# Exercise objective
Arrange the part of the entries that opens with the line containing "Text: C: C: [36, 30, 45, 43]" and closes with the line containing "Text: Δ: Δ: [177, 146, 185, 159]" as a numbered list, leaving out blank lines.

::: Record extracts :::

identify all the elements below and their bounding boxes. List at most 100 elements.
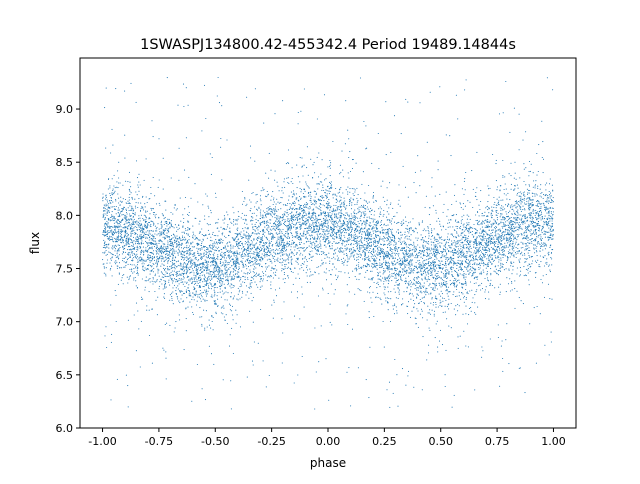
data-point	[263, 217, 265, 219]
data-point	[549, 246, 551, 248]
data-point	[425, 230, 427, 232]
data-point	[393, 221, 396, 223]
data-point	[109, 194, 111, 197]
data-point	[115, 199, 117, 201]
data-point	[145, 247, 147, 249]
data-point	[518, 214, 520, 216]
data-point	[191, 265, 193, 267]
data-point	[106, 346, 108, 349]
data-point	[266, 221, 268, 223]
data-point	[426, 242, 428, 244]
data-point	[229, 334, 231, 336]
data-point	[439, 264, 441, 266]
data-point	[536, 205, 538, 207]
data-point	[157, 249, 159, 251]
data-point	[335, 268, 337, 270]
data-point	[370, 245, 372, 247]
data-point	[104, 241, 106, 243]
data-point	[461, 261, 463, 263]
data-point	[451, 234, 454, 236]
data-point	[260, 279, 262, 281]
data-point	[284, 267, 286, 269]
data-point	[300, 191, 302, 193]
data-point	[275, 271, 277, 273]
data-point	[240, 217, 242, 219]
data-point	[497, 243, 499, 245]
data-point	[439, 284, 441, 286]
data-point	[220, 146, 222, 148]
data-point	[335, 242, 337, 244]
data-point	[423, 247, 425, 249]
data-point	[480, 289, 482, 291]
data-point	[114, 261, 116, 263]
data-point	[367, 264, 369, 266]
data-point	[538, 265, 540, 267]
data-point	[340, 199, 342, 201]
data-point	[399, 257, 401, 259]
data-point	[549, 234, 551, 236]
data-point	[167, 218, 169, 220]
data-point	[266, 241, 268, 243]
data-point	[164, 259, 166, 261]
data-point	[485, 226, 487, 228]
data-point	[503, 238, 505, 240]
data-point	[465, 79, 467, 81]
data-point	[189, 235, 191, 238]
data-point	[279, 258, 281, 260]
data-point	[276, 269, 278, 271]
data-point	[471, 170, 473, 172]
data-point	[191, 271, 193, 273]
data-point	[136, 226, 138, 228]
data-point	[250, 261, 253, 263]
data-point	[208, 207, 210, 209]
data-point	[249, 220, 252, 222]
data-point	[231, 327, 233, 329]
data-point	[305, 249, 307, 251]
data-point	[376, 264, 378, 266]
data-point	[243, 266, 245, 268]
data-point	[136, 245, 138, 247]
data-point	[316, 118, 318, 120]
data-point	[517, 187, 519, 189]
data-point	[153, 240, 155, 242]
data-point	[433, 228, 435, 230]
data-point	[545, 207, 547, 209]
data-point	[511, 249, 513, 251]
data-point	[390, 291, 392, 293]
data-point	[153, 246, 156, 248]
data-point	[501, 225, 503, 227]
data-point	[223, 292, 225, 294]
data-point	[469, 256, 471, 258]
data-point	[223, 215, 225, 217]
data-point	[331, 242, 333, 245]
data-point	[153, 259, 156, 261]
data-point	[329, 205, 331, 207]
data-point	[286, 231, 288, 233]
data-point	[262, 215, 264, 217]
data-point	[308, 208, 310, 210]
data-point	[437, 160, 439, 162]
data-point	[427, 272, 429, 274]
data-point	[544, 248, 546, 250]
data-point	[105, 249, 107, 252]
data-point	[397, 232, 400, 235]
data-point	[322, 211, 324, 213]
data-point	[497, 274, 500, 276]
data-point	[265, 215, 267, 217]
data-point	[364, 247, 366, 249]
data-point	[390, 230, 392, 232]
data-point	[318, 227, 320, 229]
data-point	[468, 270, 470, 272]
data-point	[108, 200, 111, 202]
data-point	[266, 280, 268, 282]
data-point	[472, 257, 474, 259]
data-point	[278, 233, 280, 235]
data-point	[475, 291, 477, 293]
data-point	[365, 225, 367, 227]
data-point	[324, 236, 326, 238]
data-point	[328, 213, 330, 215]
data-point	[511, 233, 513, 235]
data-point	[329, 260, 331, 262]
data-point	[469, 251, 471, 253]
data-point	[498, 223, 500, 225]
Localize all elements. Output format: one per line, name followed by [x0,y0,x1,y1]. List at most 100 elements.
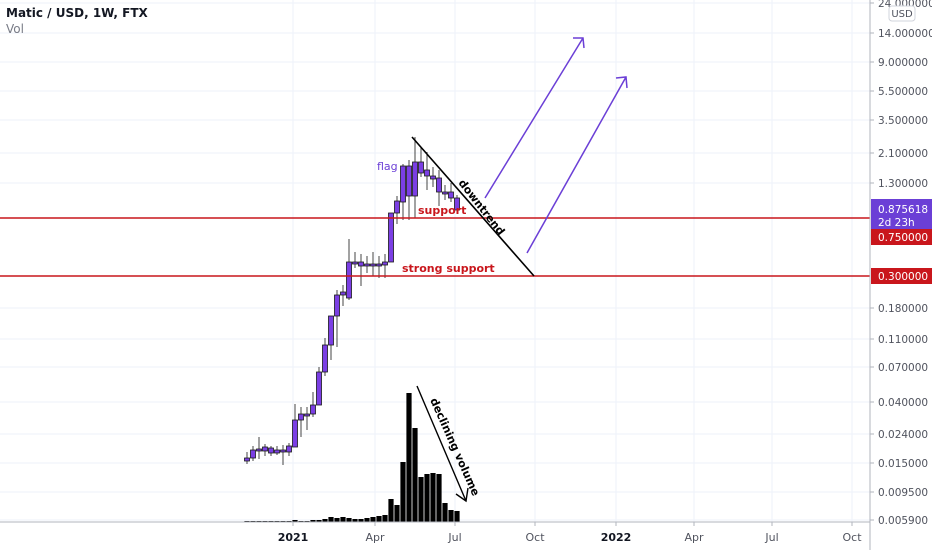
currency-badge-label: USD [891,9,913,20]
candle [328,315,334,360]
candle [436,170,442,206]
candle [430,167,436,187]
candle [304,407,310,430]
candle [370,252,376,276]
price-tick-label: 14.000000 [878,28,932,40]
volume-bar [406,393,412,522]
currency-badge[interactable] [888,5,916,22]
candle [244,452,250,464]
price-tick-label: 0.040000 [878,397,928,409]
svg-text:0.875618: 0.875618 [878,204,928,216]
volume-bar [412,428,418,522]
vertical-gridlines [292,0,853,522]
volume-bar [316,520,322,522]
volume-bar [430,473,436,522]
candle [322,338,328,376]
price-tick-label: 1.300000 [878,178,928,190]
volume-bar [424,474,430,522]
time-tick-label: Oct [842,531,862,544]
candle [286,443,292,456]
volume-indicator-label[interactable]: Vol [6,22,24,36]
current-price-tag: 0.875618 2d 23h [871,199,932,229]
time-tick-label: Jul [764,531,778,544]
price-tick-label: 0.110000 [878,334,928,346]
svg-text:2d 23h: 2d 23h [878,217,915,229]
volume-bar [364,518,370,522]
volume-histogram [244,393,460,522]
candle [388,212,394,263]
volume-bar [436,474,442,522]
price-tick-label: 0.070000 [878,362,928,374]
time-tick-label: Jul [447,531,461,544]
declining-volume-arrow[interactable] [416,385,469,503]
candle [292,404,298,448]
candle [298,407,304,437]
candle [442,185,448,200]
volume-bar [418,477,424,522]
time-tick-label: 2021 [278,531,309,544]
volume-bar [454,511,460,522]
candle [256,437,262,459]
candle [352,252,358,268]
candle [262,444,268,456]
candle [310,392,316,417]
candle [400,164,406,220]
svg-text:0.750000: 0.750000 [878,232,928,244]
candle [448,183,454,202]
support-price-tag: 0.750000 [871,229,932,245]
price-tick-label: 0.005900 [878,515,928,527]
volume-bar [346,518,352,522]
volume-bar [400,462,406,522]
time-tick-label: Apr [684,531,704,544]
volume-bar [328,517,334,522]
volume-bar [370,517,376,522]
time-tick-label: Apr [365,531,385,544]
volume-bar [388,499,394,522]
projection-arrow-lower[interactable] [526,76,628,254]
candle [346,239,352,300]
volume-bar [310,520,316,522]
price-axis[interactable]: 24.000000 14.000000 9.000000 5.500000 3.5000… [869,0,932,550]
candle [412,137,418,218]
flag-annotation[interactable]: flag [377,160,398,173]
volume-bar [322,519,328,522]
candle [268,446,274,456]
time-axis[interactable]: 2021 Apr Jul Oct 2022 Apr Jul Oct [0,521,870,544]
candle [364,256,370,273]
volume-bar [358,519,364,522]
price-tick-label: 0.180000 [878,303,928,315]
svg-text:0.300000: 0.300000 [878,271,928,283]
volume-bar [376,516,382,522]
symbol-title[interactable]: Matic / USD, 1W, FTX [6,6,148,20]
candle [274,446,280,455]
volume-bar [292,520,298,522]
support-annotation[interactable]: support [418,204,466,217]
candle [418,148,424,177]
candle [358,254,364,286]
volume-bar [442,503,448,522]
strong-support-price-tag: 0.300000 [871,268,932,284]
downtrend-line[interactable] [411,136,535,277]
price-tick-label: 0.015000 [878,458,928,470]
candle [340,285,346,306]
projection-arrow-upper[interactable] [484,37,585,199]
price-tick-label: 5.500000 [878,86,928,98]
price-tick-label: 3.500000 [878,115,928,127]
volume-bar [448,510,454,522]
time-tick-label: Oct [525,531,545,544]
chart-legend: Matic / USD, 1W, FTX Vol [6,5,148,37]
candlestick-series [244,137,460,465]
volume-bar [394,505,400,522]
candle [316,367,322,406]
time-tick-label: 2022 [601,531,632,544]
candle [406,160,412,220]
price-tick-label: 9.000000 [878,57,928,69]
strong-support-annotation[interactable]: strong support [402,262,495,275]
candle [280,445,286,465]
candle [250,446,256,461]
candle [424,152,430,190]
candle [376,256,382,278]
candle [394,196,400,224]
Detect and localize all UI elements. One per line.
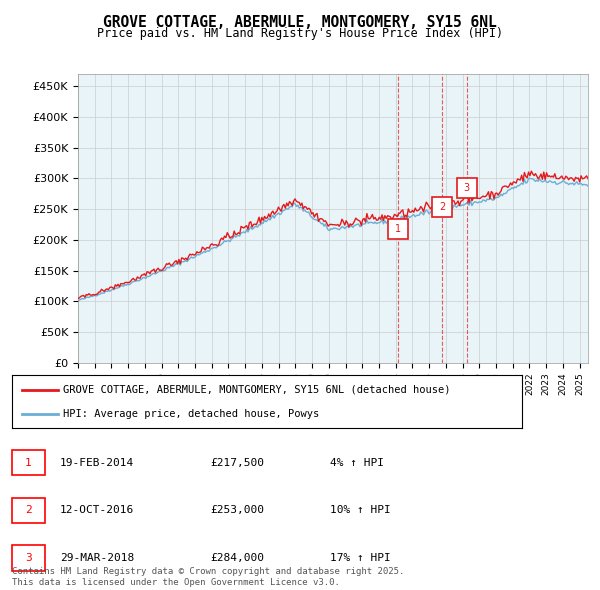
Text: 2: 2 xyxy=(439,202,445,212)
Text: GROVE COTTAGE, ABERMULE, MONTGOMERY, SY15 6NL: GROVE COTTAGE, ABERMULE, MONTGOMERY, SY1… xyxy=(103,15,497,30)
Text: 4% ↑ HPI: 4% ↑ HPI xyxy=(330,458,384,467)
Text: 29-MAR-2018: 29-MAR-2018 xyxy=(60,553,134,563)
Text: £284,000: £284,000 xyxy=(210,553,264,563)
Text: £253,000: £253,000 xyxy=(210,506,264,515)
Text: 10% ↑ HPI: 10% ↑ HPI xyxy=(330,506,391,515)
Text: 1: 1 xyxy=(25,458,32,467)
Text: £217,500: £217,500 xyxy=(210,458,264,467)
Text: 17% ↑ HPI: 17% ↑ HPI xyxy=(330,553,391,563)
Text: 1: 1 xyxy=(395,224,401,234)
Text: 3: 3 xyxy=(25,553,32,563)
Text: HPI: Average price, detached house, Powys: HPI: Average price, detached house, Powy… xyxy=(63,409,319,419)
Text: Contains HM Land Registry data © Crown copyright and database right 2025.
This d: Contains HM Land Registry data © Crown c… xyxy=(12,568,404,587)
FancyBboxPatch shape xyxy=(12,545,45,571)
Text: 12-OCT-2016: 12-OCT-2016 xyxy=(60,506,134,515)
Text: 2: 2 xyxy=(25,506,32,515)
Text: 3: 3 xyxy=(464,183,470,193)
FancyBboxPatch shape xyxy=(12,497,45,523)
FancyBboxPatch shape xyxy=(12,450,45,476)
Text: 19-FEB-2014: 19-FEB-2014 xyxy=(60,458,134,467)
Text: GROVE COTTAGE, ABERMULE, MONTGOMERY, SY15 6NL (detached house): GROVE COTTAGE, ABERMULE, MONTGOMERY, SY1… xyxy=(63,385,451,395)
Text: Price paid vs. HM Land Registry's House Price Index (HPI): Price paid vs. HM Land Registry's House … xyxy=(97,27,503,40)
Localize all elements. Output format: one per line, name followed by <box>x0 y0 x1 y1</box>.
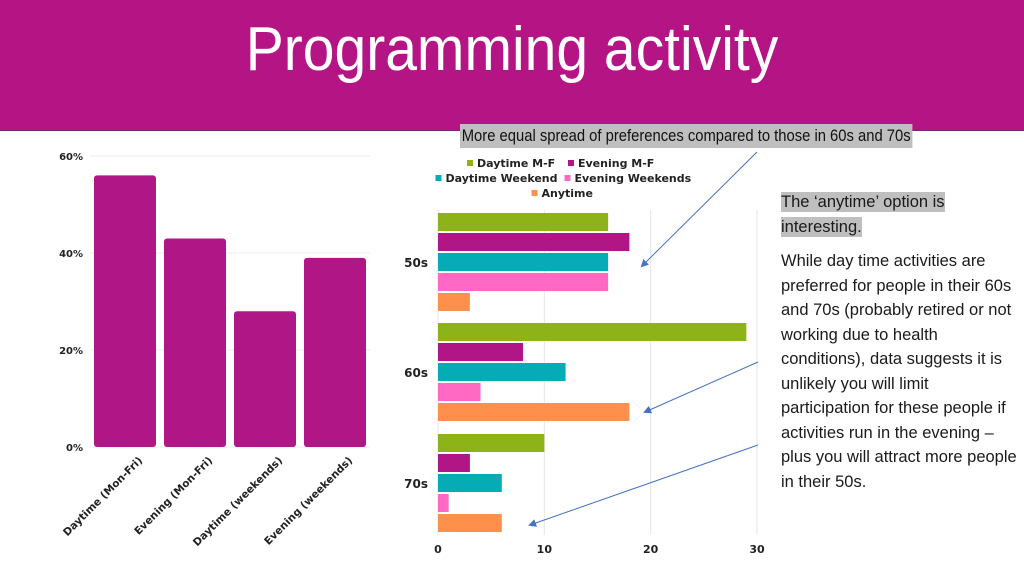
x-tick-label: 10 <box>537 543 553 556</box>
y-category-label: 60s <box>404 366 428 380</box>
y-tick-label: 0% <box>66 443 83 454</box>
bar-50s-evening-m-f <box>438 233 630 251</box>
bar-70s-evening-m-f <box>438 454 470 472</box>
bar-50s-daytime-m-f <box>438 213 609 231</box>
age-group-preference-bar-chart: Daytime M-F Evening M-F Daytime Weekend Eve… <box>404 157 765 556</box>
legend-label: Anytime <box>542 187 593 200</box>
bar-70s-daytime-weekend <box>438 474 502 492</box>
bar-50s-anytime <box>438 293 470 311</box>
callout-equal-spread: More equal spread of preferences compare… <box>460 124 913 148</box>
bar-60s-evening-weekends <box>438 383 481 401</box>
y-tick-label: 60% <box>59 152 83 163</box>
legend-swatch <box>564 175 571 181</box>
bar-70s-anytime <box>438 514 502 532</box>
legend-label: Evening Weekends <box>575 172 692 185</box>
bar-50s-daytime-weekend <box>438 253 609 271</box>
anytime-highlight-line-1: The ‘anytime’ option is <box>781 192 945 212</box>
legend-label: Daytime M-F <box>477 157 555 170</box>
side-commentary: The ‘anytime’ option is interesting. Whi… <box>781 190 1021 494</box>
bar-60s-anytime <box>438 403 630 421</box>
overall-preference-bar-chart: 0% 20% 40% 60% Daytime (Mon-Fri)Evening (Mon… <box>59 152 370 549</box>
anytime-highlight-line-2: interesting. <box>781 216 862 237</box>
bar-70s-evening-weekends <box>438 494 449 512</box>
side-body-paragraph: While day time activities are preferred … <box>781 252 1017 491</box>
y-category-label: 70s <box>404 477 428 491</box>
bar-evening-mon-fri <box>164 238 226 447</box>
legend-swatch <box>568 160 574 166</box>
y-category-label: 50s <box>404 256 428 270</box>
bar-60s-daytime-weekend <box>438 363 566 381</box>
y-tick-label: 20% <box>59 346 83 357</box>
title-banner: Programming activity <box>0 0 1024 131</box>
bar-60s-evening-m-f <box>438 343 524 361</box>
anytime-highlight: The ‘anytime’ option is interesting. <box>781 190 1021 239</box>
legend-swatch <box>531 190 538 196</box>
x-tick-label: Daytime (Mon-Fri) <box>61 455 145 539</box>
legend-label: Daytime Weekend <box>446 172 558 185</box>
y-tick-label: 40% <box>59 249 83 260</box>
slide-title: Programming activity <box>245 15 779 84</box>
legend-swatch <box>467 160 473 166</box>
legend-swatch <box>435 175 442 181</box>
x-tick-label: 30 <box>749 543 765 556</box>
x-tick-label: 20 <box>643 543 659 556</box>
bar-daytime-mon-fri <box>94 175 156 447</box>
legend-label: Evening M-F <box>578 157 654 170</box>
bar-daytime-weekends <box>234 311 296 447</box>
bar-50s-evening-weekends <box>438 273 609 291</box>
bar-60s-daytime-m-f <box>438 323 747 341</box>
bar-70s-daytime-m-f <box>438 434 545 452</box>
x-tick-label: 0 <box>434 543 442 556</box>
bar-evening-weekends <box>304 257 366 447</box>
x-tick-label: Evening (Mon-Fri) <box>132 455 215 538</box>
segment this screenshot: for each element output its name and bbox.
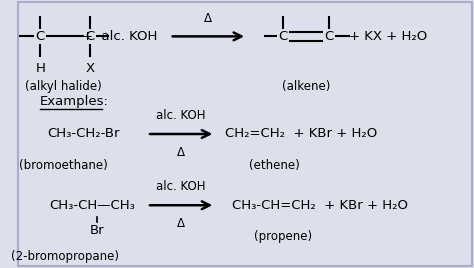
Text: C: C: [36, 30, 45, 43]
Text: (ethene): (ethene): [249, 159, 300, 172]
Text: (2-bromopropane): (2-bromopropane): [11, 250, 119, 263]
Text: (bromoethane): (bromoethane): [18, 159, 107, 172]
Text: (propene): (propene): [254, 230, 312, 243]
Text: C: C: [324, 30, 333, 43]
Text: H: H: [35, 62, 45, 75]
Text: C: C: [86, 30, 95, 43]
Text: Δ: Δ: [177, 146, 185, 159]
Text: + KX + H₂O: + KX + H₂O: [349, 30, 427, 43]
Text: CH₃-CH₂-Br: CH₃-CH₂-Br: [47, 128, 119, 140]
Text: alc. KOH: alc. KOH: [156, 109, 206, 122]
Text: C: C: [279, 30, 288, 43]
Text: (alkyl halide): (alkyl halide): [25, 80, 101, 93]
Text: CH₃-CH—CH₃: CH₃-CH—CH₃: [50, 199, 136, 212]
Text: alc. KOH: alc. KOH: [156, 180, 206, 193]
Text: Br: Br: [90, 224, 104, 237]
Text: CH₂=CH₂  + KBr + H₂O: CH₂=CH₂ + KBr + H₂O: [226, 128, 378, 140]
Text: Δ: Δ: [204, 12, 212, 24]
Text: X: X: [86, 62, 95, 75]
Text: +  alc. KOH: + alc. KOH: [82, 30, 157, 43]
Text: (alkene): (alkene): [282, 80, 330, 93]
Text: Examples:: Examples:: [40, 95, 109, 107]
Text: Δ: Δ: [177, 217, 185, 230]
Text: CH₃-CH=CH₂  + KBr + H₂O: CH₃-CH=CH₂ + KBr + H₂O: [232, 199, 408, 212]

:::

# Written solution
1. Text: C: C: [36, 30, 45, 43]
2. Text: (ethene): (ethene): [249, 159, 300, 172]
3. Text: (2-bromopropane): (2-bromopropane): [11, 250, 119, 263]
4. Text: (bromoethane): (bromoethane): [18, 159, 107, 172]
5. Text: (propene): (propene): [254, 230, 312, 243]
6. Text: C: C: [324, 30, 333, 43]
7. Text: H: H: [35, 62, 45, 75]
8. Text: C: C: [86, 30, 95, 43]
9. Text: Δ: Δ: [177, 146, 185, 159]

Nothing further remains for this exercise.